**TEXTO DE LEITURA:**
· · · ·

Fórum da Liberdade, em Porto Alegre: nos últimos anos, houve um avanço do movimento liberal no Brasil (Tiago Trindade/Divulgação)
Luciano Pádua
Publicado em 28 de abril de 2017 às 05h55.
Última atualização em 13 de janeiro de 2023 às 15h12.
São Paulo – Uma multidão enfileirada lotava a área externa do auditório da Pontifícia Universidade Católica do Rio Grande do Sul, em Porto Alegre, onde ocorreria a abertura do 30o Fórum da Liberdade, na tarde de 10 de abril. “Ele já chegou? Vai ser o primeiro a falar?”, eram perguntas de quem aguardava ansiosamente o início da palestra do prefeito de São Paulo, João Doria. Quando ele finalmente chegou, uma massa de curiosos, jornalistas e políticos tentou se aproximar e houve confusão no caminho de 4 metros entre a escada rolante que dá acesso ao andar do auditório e a porta.
Acomodado sob os holofotes, Doria foi ovacionado do começo ao fim de sua apresentação. Em 30 minutos, foi interrompido sete vezes pela plateia, que insistia em aplaudi-lo e chamá-lo de “mito”. Ao final, jovens se aproximavam de Doria, parabenizavam-no e queriam tirar fotografia com o prefeito-celebridade. Nas 11 palestras que se seguiram até o fim do dia seguinte, com a presença de personalidades como o ex-ministro da Fazenda Pedro Malan, o economista Eduardo Giannetti e o professor da Universidade de Chicago James Robinson, autor do livro Por Que as Nações Fracassam, o auditório permaneceu lotado. O clima de entusiasmo parecia o ápice de um movimento que vem crescendo pouco a pouco há dez anos: a consolidação de uma nova fase do pensamento liberal no país. O evento bateu seu recorde de público em 30 anos: 5 700 pessoas, ante 3 500 na edição de 2016 — e mais de 30 000 espectadores na transmissão online.
Há menos de uma década, os liberais brasileiros brincavam que, juntos, cabiam todos dentro de uma Kombi. É comum veteranos perguntarem uns aos outros: “Você é do tempo da Kombi, né?” O sentimento é que o movimento liberal se prepara para uma nova fase. Nos anos 80, os pioneiros dedicaram-se a introduzir o pensamento no país pela tradução de obras. Desde 2007, 26 centros de estudos liberais surgiram país afora. Eles vendem livros, disseminam uma quantidade enorme de textos nas redes sociais e buscam formar jovens líderes para o futuro.
O senso de oportunidade explica parte da animação: o momento é ótimo para que os liberais aumentem a influência no debate público. Hoje, o fracasso de políticas implementadas pelo PT (sobretudo no governo da ex-presidente Dilma Rousseff), a escalada da corrupção revelada pela Operação Lava-Jato e o esgotamento fiscal dos governos municipais, estaduais e federal apontam para uma mudança na agenda econômica.

· · · ·

**DADOS COLETADOS:**
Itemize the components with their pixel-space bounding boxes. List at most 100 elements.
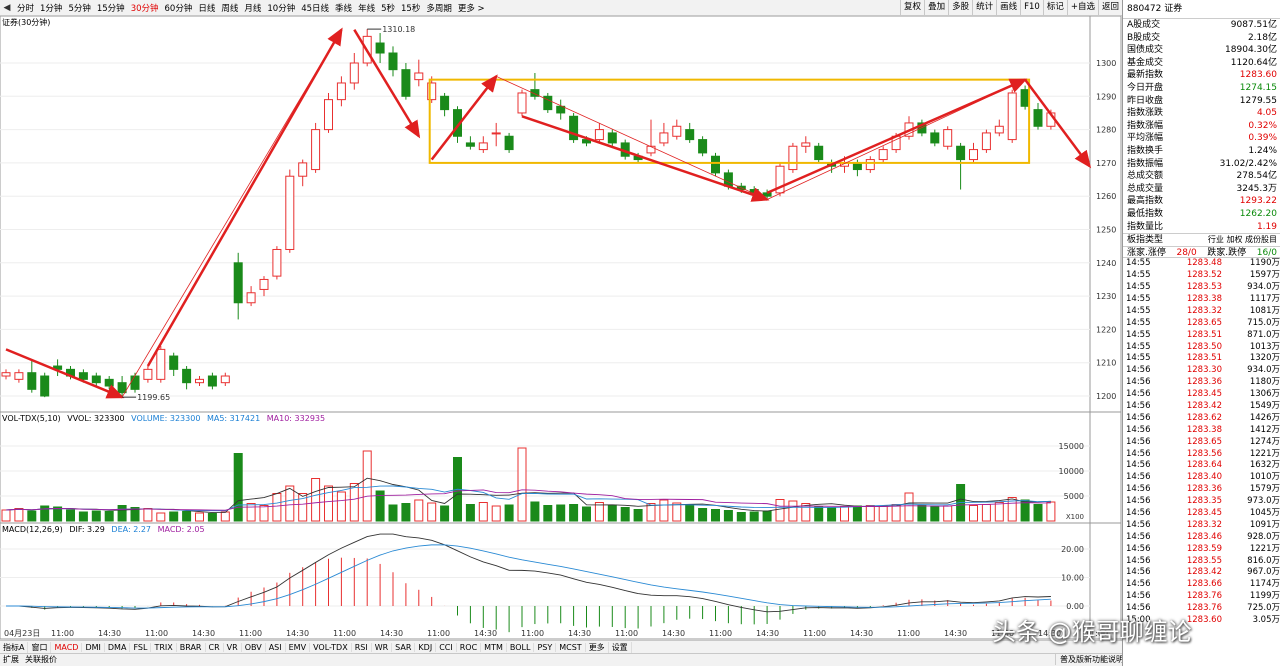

· · · ·

**DETALHES DA TAREFA:**
Segundo o texto de leitura, quantas vezes a plateia interrompeu a apresentação de João Doria?

**RESPOSTA ESCRITA:**
Sete vezes em 30 minutos.